» **Stored dataset items**:

--- START ---

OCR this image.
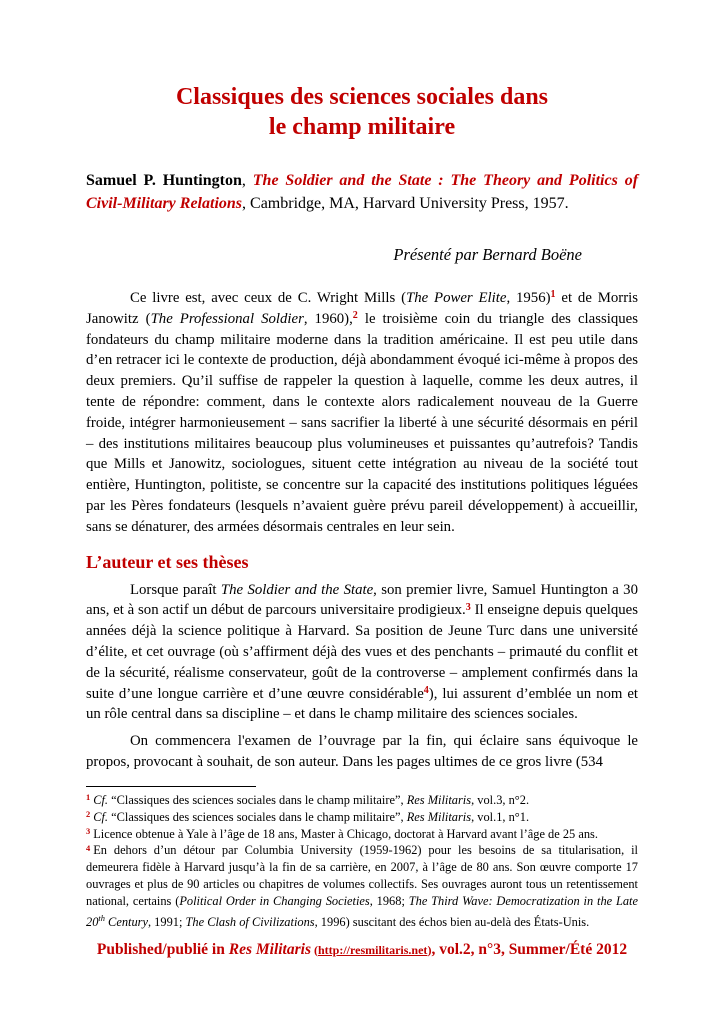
Classiques des sciences sociales dans
le champ militaire

Samuel P. Huntington, The Soldier and the State : The Theory and Politics of Civil-Military Relations, Cambridge, MA, Harvard University Press, 1957.

Présenté par Bernard Boëne

Ce livre est, avec ceux de C. Wright Mills (The Power Elite, 1956)$^1$ et de Morris Janowitz (The Professional Soldier, 1960),$^2$ le troisième coin du triangle des classiques fondateurs du champ militaire moderne dans la tradition américaine. Il est peu utile dans d’en retracer ici le contexte de production, déjà abondamment évoqué ici-même à propos des deux premiers. Qu’il suffise de rappeler la question à laquelle, comme les deux autres, il tente de répondre: comment, dans le contexte alors radicalement nouveau de la Guerre froide, intégrer harmonieusement – sans sacrifier la liberté à une sécurité désormais en péril – des institutions militaires beaucoup plus volumineuses et puissantes qu’autrefois? Tandis que Mills et Janowitz, sociologues, situent cette intégration au niveau de la société tout entière, Huntington, politiste, se concentre sur la capacité des institutions politiques léguées par les Pères fondateurs (lesquels n’avaient guère prévu pareil développement) à accueillir, sans se dénaturer, des armées désormais centrales en leur sein.

L’auteur et ses thèses

Lorsque paraît The Soldier and the State, son premier livre, Samuel Huntington a 30 ans, et à son actif un début de parcours universitaire prodigieux.$^3$ Il enseigne depuis quelques années déjà la science politique à Harvard. Sa position de Jeune Turc dans une université d’élite, et cet ouvrage (où s’affirment déjà des vues et des penchants – primauté du conflit et de la sécurité, réalisme conservateur, goût de la controverse – amplement confirmés dans la suite d’une longue carrière et d’une œuvre considérable$^4$), lui assurent d’emblée un nom et un rôle central dans sa discipline – et dans le champ militaire des sciences sociales.

On commencera l'examen de l’ouvrage par la fin, qui éclaire sans équivoque le propos, provocant à souhait, de son auteur. Dans les pages ultimes de ce gros livre (534

$^1$ Cf. “Classiques des sciences sociales dans le champ militaire”, Res Militaris, vol.3, n°2.

$^2$ Cf. “Classiques des sciences sociales dans le champ militaire”, Res Militaris, vol.1, n°1.

$^3$ Licence obtenue à Yale à l’âge de 18 ans, Master à Chicago, doctorat à Harvard avant l’âge de 25 ans.

$^4$ En dehors d’un détour par Columbia University (1959-1962) pour les besoins de sa titularisation, il demeurera fidèle à Harvard jusqu’à la fin de sa carrière, en 2007, à l’âge de 80 ans. Son œuvre comporte 17 ouvrages et plus de 90 articles ou chapitres de volumes collectifs. Ses ouvrages auront tous un retentissement national, certains (Political Order in Changing Societies, 1968; The Third Wave: Democratization in the Late 20th Century, 1991; The Clash of Civilizations, 1996) suscitant des échos bien au-delà des États-Unis.

Published/publié in Res Militaris (http://resmilitaris.net), vol.2, n°3, Summer/Été 2012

--- END ---

» **Stated exercise**:
Quote the entries in full. Any image among them is to be omitted from the copy.

» **Answer to this task**:
OCR this image.
Classiques des sciences sociales dans
le champ militaire

Samuel P. Huntington, The Soldier and the State : The Theory and Politics of Civil-Military Relations, Cambridge, MA, Harvard University Press, 1957.

Présenté par Bernard Boëne

Ce livre est, avec ceux de C. Wright Mills (The Power Elite, 1956)$^1$ et de Morris Janowitz (The Professional Soldier, 1960),$^2$ le troisième coin du triangle des classiques fondateurs du champ militaire moderne dans la tradition américaine. Il est peu utile dans d’en retracer ici le contexte de production, déjà abondamment évoqué ici-même à propos des deux premiers. Qu’il suffise de rappeler la question à laquelle, comme les deux autres, il tente de répondre: comment, dans le contexte alors radicalement nouveau de la Guerre froide, intégrer harmonieusement – sans sacrifier la liberté à une sécurité désormais en péril – des institutions militaires beaucoup plus volumineuses et puissantes qu’autrefois? Tandis que Mills et Janowitz, sociologues, situent cette intégration au niveau de la société tout entière, Huntington, politiste, se concentre sur la capacité des institutions politiques léguées par les Pères fondateurs (lesquels n’avaient guère prévu pareil développement) à accueillir, sans se dénaturer, des armées désormais centrales en leur sein.

L’auteur et ses thèses

Lorsque paraît The Soldier and the State, son premier livre, Samuel Huntington a 30 ans, et à son actif un début de parcours universitaire prodigieux.$^3$ Il enseigne depuis quelques années déjà la science politique à Harvard. Sa position de Jeune Turc dans une université d’élite, et cet ouvrage (où s’affirment déjà des vues et des penchants – primauté du conflit et de la sécurité, réalisme conservateur, goût de la controverse – amplement confirmés dans la suite d’une longue carrière et d’une œuvre considérable$^4$), lui assurent d’emblée un nom et un rôle central dans sa discipline – et dans le champ militaire des sciences sociales.

On commencera l'examen de l’ouvrage par la fin, qui éclaire sans équivoque le propos, provocant à souhait, de son auteur. Dans les pages ultimes de ce gros livre (534

$^1$ Cf. “Classiques des sciences sociales dans le champ militaire”, Res Militaris, vol.3, n°2.

$^2$ Cf. “Classiques des sciences sociales dans le champ militaire”, Res Militaris, vol.1, n°1.

$^3$ Licence obtenue à Yale à l’âge de 18 ans, Master à Chicago, doctorat à Harvard avant l’âge de 25 ans.

$^4$ En dehors d’un détour par Columbia University (1959-1962) pour les besoins de sa titularisation, il demeurera fidèle à Harvard jusqu’à la fin de sa carrière, en 2007, à l’âge de 80 ans. Son œuvre comporte 17 ouvrages et plus de 90 articles ou chapitres de volumes collectifs. Ses ouvrages auront tous un retentissement national, certains (Political Order in Changing Societies, 1968; The Third Wave: Democratization in the Late 20th Century, 1991; The Clash of Civilizations, 1996) suscitant des échos bien au-delà des États-Unis.

Published/publié in Res Militaris (http://resmilitaris.net), vol.2, n°3, Summer/Été 2012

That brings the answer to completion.